• Material for the task:
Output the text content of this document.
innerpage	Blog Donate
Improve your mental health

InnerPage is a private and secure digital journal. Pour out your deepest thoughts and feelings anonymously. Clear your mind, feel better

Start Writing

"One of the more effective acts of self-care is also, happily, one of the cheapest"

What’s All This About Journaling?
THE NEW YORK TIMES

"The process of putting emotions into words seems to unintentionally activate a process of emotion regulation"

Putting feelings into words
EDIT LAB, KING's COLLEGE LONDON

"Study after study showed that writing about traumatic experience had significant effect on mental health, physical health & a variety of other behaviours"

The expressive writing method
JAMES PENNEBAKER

• Task objective: Copy all of the data exactly.

• Exercise output:
Output the text content of this document.
innerpage	Blog Donate
Improve your mental health

InnerPage is a private and secure digital journal. Pour out your deepest thoughts and feelings anonymously. Clear your mind, feel better

Start Writing

"One of the more effective acts of self-care is also, happily, one of the cheapest"

What’s All This About Journaling?
THE NEW YORK TIMES

"The process of putting emotions into words seems to unintentionally activate a process of emotion regulation"

Putting feelings into words
EDIT LAB, KING's COLLEGE LONDON

"Study after study showed that writing about traumatic experience had significant effect on mental health, physical health & a variety of other behaviours"

The expressive writing method
JAMES PENNEBAKER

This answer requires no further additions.